**Your task:** Revise the items below by changing every "probability-bar" to "prob-bar", and leave everything else as it is.

[Element location data]
'''

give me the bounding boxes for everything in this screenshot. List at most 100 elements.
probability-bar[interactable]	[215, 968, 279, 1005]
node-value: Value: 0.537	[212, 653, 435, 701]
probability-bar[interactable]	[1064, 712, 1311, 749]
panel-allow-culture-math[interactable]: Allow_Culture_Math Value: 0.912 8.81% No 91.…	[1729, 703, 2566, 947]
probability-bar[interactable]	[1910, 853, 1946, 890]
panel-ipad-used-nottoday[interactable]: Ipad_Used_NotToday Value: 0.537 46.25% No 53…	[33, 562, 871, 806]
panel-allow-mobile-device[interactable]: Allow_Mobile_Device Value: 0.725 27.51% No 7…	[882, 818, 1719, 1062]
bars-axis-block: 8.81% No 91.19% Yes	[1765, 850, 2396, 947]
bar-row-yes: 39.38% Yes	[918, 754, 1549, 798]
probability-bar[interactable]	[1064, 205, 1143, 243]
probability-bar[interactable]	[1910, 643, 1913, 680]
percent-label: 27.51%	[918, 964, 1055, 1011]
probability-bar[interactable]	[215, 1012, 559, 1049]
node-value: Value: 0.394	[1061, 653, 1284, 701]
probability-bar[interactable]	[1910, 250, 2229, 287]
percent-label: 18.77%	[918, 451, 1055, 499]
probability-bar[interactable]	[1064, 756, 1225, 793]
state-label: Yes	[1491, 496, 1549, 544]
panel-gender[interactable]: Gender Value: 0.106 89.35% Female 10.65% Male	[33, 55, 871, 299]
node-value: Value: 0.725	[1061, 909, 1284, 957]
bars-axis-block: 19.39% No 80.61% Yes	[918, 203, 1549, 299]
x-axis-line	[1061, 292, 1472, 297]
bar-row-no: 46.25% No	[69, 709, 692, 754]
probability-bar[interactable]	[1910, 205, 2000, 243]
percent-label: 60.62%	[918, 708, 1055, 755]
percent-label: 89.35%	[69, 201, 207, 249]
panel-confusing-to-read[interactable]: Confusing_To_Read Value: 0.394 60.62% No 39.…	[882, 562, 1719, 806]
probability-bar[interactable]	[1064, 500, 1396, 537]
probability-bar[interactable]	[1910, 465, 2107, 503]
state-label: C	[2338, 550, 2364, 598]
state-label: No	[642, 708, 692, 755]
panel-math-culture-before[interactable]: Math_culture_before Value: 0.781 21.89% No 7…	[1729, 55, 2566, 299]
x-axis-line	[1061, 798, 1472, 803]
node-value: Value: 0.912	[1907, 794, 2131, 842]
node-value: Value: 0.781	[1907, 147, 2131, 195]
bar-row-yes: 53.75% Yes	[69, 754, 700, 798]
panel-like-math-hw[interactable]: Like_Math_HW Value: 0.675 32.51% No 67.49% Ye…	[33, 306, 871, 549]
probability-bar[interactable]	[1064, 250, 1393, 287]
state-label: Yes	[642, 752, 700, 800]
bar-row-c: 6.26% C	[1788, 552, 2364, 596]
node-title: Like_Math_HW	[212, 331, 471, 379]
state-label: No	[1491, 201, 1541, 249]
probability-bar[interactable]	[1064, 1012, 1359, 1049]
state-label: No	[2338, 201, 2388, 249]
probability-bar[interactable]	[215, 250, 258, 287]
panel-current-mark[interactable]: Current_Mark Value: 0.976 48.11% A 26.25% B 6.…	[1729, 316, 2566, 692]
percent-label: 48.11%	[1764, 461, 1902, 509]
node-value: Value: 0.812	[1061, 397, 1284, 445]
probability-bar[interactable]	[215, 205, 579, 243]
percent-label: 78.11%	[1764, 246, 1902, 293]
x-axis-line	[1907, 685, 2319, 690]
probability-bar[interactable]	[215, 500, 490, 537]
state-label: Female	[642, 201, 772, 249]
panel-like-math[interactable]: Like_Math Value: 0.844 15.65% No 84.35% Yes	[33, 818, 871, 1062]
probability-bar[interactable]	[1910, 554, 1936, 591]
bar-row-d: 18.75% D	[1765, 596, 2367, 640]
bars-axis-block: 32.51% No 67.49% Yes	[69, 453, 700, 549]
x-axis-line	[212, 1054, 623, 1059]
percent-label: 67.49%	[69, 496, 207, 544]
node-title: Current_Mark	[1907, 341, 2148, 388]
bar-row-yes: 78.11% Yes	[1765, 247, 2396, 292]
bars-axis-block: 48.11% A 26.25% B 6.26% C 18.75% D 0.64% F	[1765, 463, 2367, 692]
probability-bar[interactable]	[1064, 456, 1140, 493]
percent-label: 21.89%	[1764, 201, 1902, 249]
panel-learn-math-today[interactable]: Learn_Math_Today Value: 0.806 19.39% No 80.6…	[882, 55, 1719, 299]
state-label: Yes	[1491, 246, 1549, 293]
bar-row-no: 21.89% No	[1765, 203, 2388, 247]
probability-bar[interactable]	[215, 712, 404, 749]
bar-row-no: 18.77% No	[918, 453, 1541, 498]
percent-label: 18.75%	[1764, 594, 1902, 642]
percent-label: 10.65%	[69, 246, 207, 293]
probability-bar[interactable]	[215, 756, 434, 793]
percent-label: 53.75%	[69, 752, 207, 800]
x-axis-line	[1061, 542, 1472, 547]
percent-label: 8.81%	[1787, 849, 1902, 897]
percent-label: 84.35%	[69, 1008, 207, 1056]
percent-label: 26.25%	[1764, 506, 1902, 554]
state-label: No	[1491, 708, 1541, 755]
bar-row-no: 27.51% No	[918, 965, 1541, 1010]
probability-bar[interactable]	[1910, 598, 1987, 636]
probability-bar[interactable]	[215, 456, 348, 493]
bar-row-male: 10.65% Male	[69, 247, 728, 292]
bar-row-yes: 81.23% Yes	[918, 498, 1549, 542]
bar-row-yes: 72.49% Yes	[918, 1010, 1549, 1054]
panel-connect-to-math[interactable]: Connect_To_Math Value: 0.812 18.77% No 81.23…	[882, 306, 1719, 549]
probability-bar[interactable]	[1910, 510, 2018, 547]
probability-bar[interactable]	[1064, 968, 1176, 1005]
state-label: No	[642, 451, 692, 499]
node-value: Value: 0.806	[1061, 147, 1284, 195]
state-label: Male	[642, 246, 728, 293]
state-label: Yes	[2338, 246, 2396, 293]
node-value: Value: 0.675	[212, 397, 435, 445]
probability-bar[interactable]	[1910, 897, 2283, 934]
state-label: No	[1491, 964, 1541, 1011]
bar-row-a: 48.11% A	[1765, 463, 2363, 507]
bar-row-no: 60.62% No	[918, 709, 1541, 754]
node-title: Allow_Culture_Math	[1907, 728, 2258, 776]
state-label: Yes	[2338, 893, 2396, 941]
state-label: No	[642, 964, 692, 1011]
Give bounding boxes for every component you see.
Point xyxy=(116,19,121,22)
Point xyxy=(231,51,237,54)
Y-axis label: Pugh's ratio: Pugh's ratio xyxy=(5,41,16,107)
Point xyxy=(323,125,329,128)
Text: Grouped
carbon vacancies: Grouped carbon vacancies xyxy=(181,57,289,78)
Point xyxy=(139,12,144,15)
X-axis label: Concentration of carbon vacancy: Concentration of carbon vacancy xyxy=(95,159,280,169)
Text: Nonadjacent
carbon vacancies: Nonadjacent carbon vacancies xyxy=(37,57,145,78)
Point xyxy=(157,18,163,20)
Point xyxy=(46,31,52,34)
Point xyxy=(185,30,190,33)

'''

**Task solution:**
give me the bounding boxes for everything in this screenshot. List at most 100 elements.
prob-bar[interactable]	[215, 968, 279, 1005]
node-value: Value: 0.537	[212, 653, 435, 701]
prob-bar[interactable]	[1064, 712, 1311, 749]
panel-allow-culture-math[interactable]: Allow_Culture_Math Value: 0.912 8.81% No 91.…	[1729, 703, 2566, 947]
prob-bar[interactable]	[1910, 853, 1946, 890]
panel-ipad-used-nottoday[interactable]: Ipad_Used_NotToday Value: 0.537 46.25% No 53…	[33, 562, 871, 806]
panel-allow-mobile-device[interactable]: Allow_Mobile_Device Value: 0.725 27.51% No 7…	[882, 818, 1719, 1062]
bars-axis-block: 8.81% No 91.19% Yes	[1765, 850, 2396, 947]
bar-row-yes: 39.38% Yes	[918, 754, 1549, 798]
prob-bar[interactable]	[1064, 205, 1143, 243]
prob-bar[interactable]	[1910, 643, 1913, 680]
percent-label: 27.51%	[918, 964, 1055, 1011]
prob-bar[interactable]	[215, 1012, 559, 1049]
node-value: Value: 0.394	[1061, 653, 1284, 701]
prob-bar[interactable]	[1910, 250, 2229, 287]
percent-label: 18.77%	[918, 451, 1055, 499]
prob-bar[interactable]	[1064, 756, 1225, 793]
state-label: Yes	[1491, 496, 1549, 544]
panel-gender[interactable]: Gender Value: 0.106 89.35% Female 10.65% Male	[33, 55, 871, 299]
node-value: Value: 0.725	[1061, 909, 1284, 957]
bars-axis-block: 19.39% No 80.61% Yes	[918, 203, 1549, 299]
x-axis-line	[1061, 292, 1472, 297]
bar-row-no: 46.25% No	[69, 709, 692, 754]
prob-bar[interactable]	[1910, 205, 2000, 243]
percent-label: 60.62%	[918, 708, 1055, 755]
percent-label: 89.35%	[69, 201, 207, 249]
panel-confusing-to-read[interactable]: Confusing_To_Read Value: 0.394 60.62% No 39.…	[882, 562, 1719, 806]
prob-bar[interactable]	[1064, 500, 1396, 537]
prob-bar[interactable]	[1910, 465, 2107, 503]
state-label: C	[2338, 550, 2364, 598]
state-label: No	[642, 708, 692, 755]
panel-math-culture-before[interactable]: Math_culture_before Value: 0.781 21.89% No 7…	[1729, 55, 2566, 299]
x-axis-line	[1061, 798, 1472, 803]
node-value: Value: 0.912	[1907, 794, 2131, 842]
node-value: Value: 0.781	[1907, 147, 2131, 195]
bar-row-yes: 53.75% Yes	[69, 754, 700, 798]
panel-like-math-hw[interactable]: Like_Math_HW Value: 0.675 32.51% No 67.49% Ye…	[33, 306, 871, 549]
prob-bar[interactable]	[1064, 250, 1393, 287]
state-label: Yes	[642, 752, 700, 800]
bar-row-c: 6.26% C	[1788, 552, 2364, 596]
node-title: Like_Math_HW	[212, 331, 471, 379]
state-label: No	[1491, 201, 1541, 249]
prob-bar[interactable]	[1064, 1012, 1359, 1049]
state-label: No	[2338, 201, 2388, 249]
prob-bar[interactable]	[215, 250, 258, 287]
panel-current-mark[interactable]: Current_Mark Value: 0.976 48.11% A 26.25% B 6.…	[1729, 316, 2566, 692]
percent-label: 48.11%	[1764, 461, 1902, 509]
node-value: Value: 0.812	[1061, 397, 1284, 445]
prob-bar[interactable]	[215, 205, 579, 243]
percent-label: 78.11%	[1764, 246, 1902, 293]
x-axis-line	[1907, 685, 2319, 690]
prob-bar[interactable]	[215, 500, 490, 537]
state-label: Female	[642, 201, 772, 249]
panel-like-math[interactable]: Like_Math Value: 0.844 15.65% No 84.35% Yes	[33, 818, 871, 1062]
prob-bar[interactable]	[1910, 554, 1936, 591]
bar-row-d: 18.75% D	[1765, 596, 2367, 640]
bars-axis-block: 32.51% No 67.49% Yes	[69, 453, 700, 549]
x-axis-line	[212, 1054, 623, 1059]
percent-label: 67.49%	[69, 496, 207, 544]
node-title: Current_Mark	[1907, 341, 2148, 388]
bar-row-yes: 78.11% Yes	[1765, 247, 2396, 292]
bars-axis-block: 48.11% A 26.25% B 6.26% C 18.75% D 0.64% F	[1765, 463, 2367, 692]
prob-bar[interactable]	[1064, 456, 1140, 493]
percent-label: 21.89%	[1764, 201, 1902, 249]
panel-learn-math-today[interactable]: Learn_Math_Today Value: 0.806 19.39% No 80.6…	[882, 55, 1719, 299]
state-label: Yes	[1491, 246, 1549, 293]
bar-row-no: 21.89% No	[1765, 203, 2388, 247]
prob-bar[interactable]	[215, 712, 404, 749]
bar-row-no: 18.77% No	[918, 453, 1541, 498]
percent-label: 18.75%	[1764, 594, 1902, 642]
percent-label: 10.65%	[69, 246, 207, 293]
prob-bar[interactable]	[215, 756, 434, 793]
percent-label: 53.75%	[69, 752, 207, 800]
x-axis-line	[1061, 542, 1472, 547]
percent-label: 8.81%	[1787, 849, 1902, 897]
percent-label: 84.35%	[69, 1008, 207, 1056]
percent-label: 26.25%	[1764, 506, 1902, 554]
state-label: No	[1491, 708, 1541, 755]
bar-row-no: 27.51% No	[918, 965, 1541, 1010]
prob-bar[interactable]	[1910, 598, 1987, 636]
prob-bar[interactable]	[215, 456, 348, 493]
bar-row-male: 10.65% Male	[69, 247, 728, 292]
bar-row-yes: 81.23% Yes	[918, 498, 1549, 542]
bar-row-yes: 72.49% Yes	[918, 1010, 1549, 1054]
panel-connect-to-math[interactable]: Connect_To_Math Value: 0.812 18.77% No 81.23…	[882, 306, 1719, 549]
prob-bar[interactable]	[1910, 510, 2018, 547]
prob-bar[interactable]	[1064, 968, 1176, 1005]
state-label: No	[642, 451, 692, 499]
node-value: Value: 0.806	[1061, 147, 1284, 195]
state-label: Male	[642, 246, 728, 293]
state-label: Yes	[2338, 246, 2396, 293]
node-value: Value: 0.675	[212, 397, 435, 445]
prob-bar[interactable]	[1910, 897, 2283, 934]
state-label: No	[1491, 964, 1541, 1011]
bar-row-a: 48.11% A	[1765, 463, 2363, 507]
bar-row-no: 60.62% No	[918, 709, 1541, 754]
node-title: Allow_Culture_Math	[1907, 728, 2258, 776]
state-label: Yes	[2338, 893, 2396, 941]
state-label: No	[642, 964, 692, 1011]
Give bounding boxes for every component you see.
Point xyxy=(116,19,121,22)
Point xyxy=(231,51,237,54)
Y-axis label: Pugh's ratio: Pugh's ratio xyxy=(5,41,16,107)
Point xyxy=(323,125,329,128)
Text: Grouped
carbon vacancies: Grouped carbon vacancies xyxy=(181,57,289,78)
Point xyxy=(139,12,144,15)
X-axis label: Concentration of carbon vacancy: Concentration of carbon vacancy xyxy=(95,159,280,169)
Text: Nonadjacent
carbon vacancies: Nonadjacent carbon vacancies xyxy=(37,57,145,78)
Point xyxy=(157,18,163,20)
Point xyxy=(46,31,52,34)
Point xyxy=(185,30,190,33)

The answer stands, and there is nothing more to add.